_Aim of the exercise_:
Return the records that follow, matching each one exactly.

-------

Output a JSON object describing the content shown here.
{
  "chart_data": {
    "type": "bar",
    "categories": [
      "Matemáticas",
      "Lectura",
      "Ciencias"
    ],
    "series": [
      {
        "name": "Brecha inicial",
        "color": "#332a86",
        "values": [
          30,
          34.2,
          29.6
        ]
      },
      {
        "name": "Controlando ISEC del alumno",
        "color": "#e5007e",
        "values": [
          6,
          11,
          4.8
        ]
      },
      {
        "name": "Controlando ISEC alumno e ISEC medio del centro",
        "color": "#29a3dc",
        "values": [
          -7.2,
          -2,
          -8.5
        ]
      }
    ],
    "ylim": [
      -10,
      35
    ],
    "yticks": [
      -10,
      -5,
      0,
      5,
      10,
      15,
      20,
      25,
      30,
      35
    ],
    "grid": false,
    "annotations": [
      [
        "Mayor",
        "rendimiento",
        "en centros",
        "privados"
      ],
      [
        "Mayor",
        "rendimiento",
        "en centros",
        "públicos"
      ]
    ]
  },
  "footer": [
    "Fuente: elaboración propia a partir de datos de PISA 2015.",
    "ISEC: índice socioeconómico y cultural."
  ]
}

-------

_Finished exercise_:
Output a JSON object describing the content shown here.
{
  "chart_data": {
    "type": "bar",
    "categories": [
      "Matemáticas",
      "Lectura",
      "Ciencias"
    ],
    "series": [
      {
        "name": "Brecha inicial",
        "color": "#332a86",
        "values": [
          30,
          34.2,
          29.6
        ]
      },
      {
        "name": "Controlando ISEC del alumno",
        "color": "#e5007e",
        "values": [
          6,
          11,
          4.8
        ]
      },
      {
        "name": "Controlando ISEC alumno e ISEC medio del centro",
        "color": "#29a3dc",
        "values": [
          -7.2,
          -2,
          -8.5
        ]
      }
    ],
    "ylim": [
      -10,
      35
    ],
    "yticks": [
      -10,
      -5,
      0,
      5,
      10,
      15,
      20,
      25,
      30,
      35
    ],
    "grid": false,
    "annotations": [
      [
        "Mayor",
        "rendimiento",
        "en centros",
        "privados"
      ],
      [
        "Mayor",
        "rendimiento",
        "en centros",
        "públicos"
      ]
    ]
  },
  "footer": [
    "Fuente: elaboración propia a partir de datos de PISA 2015.",
    "ISEC: índice socioeconómico y cultural."
  ]
}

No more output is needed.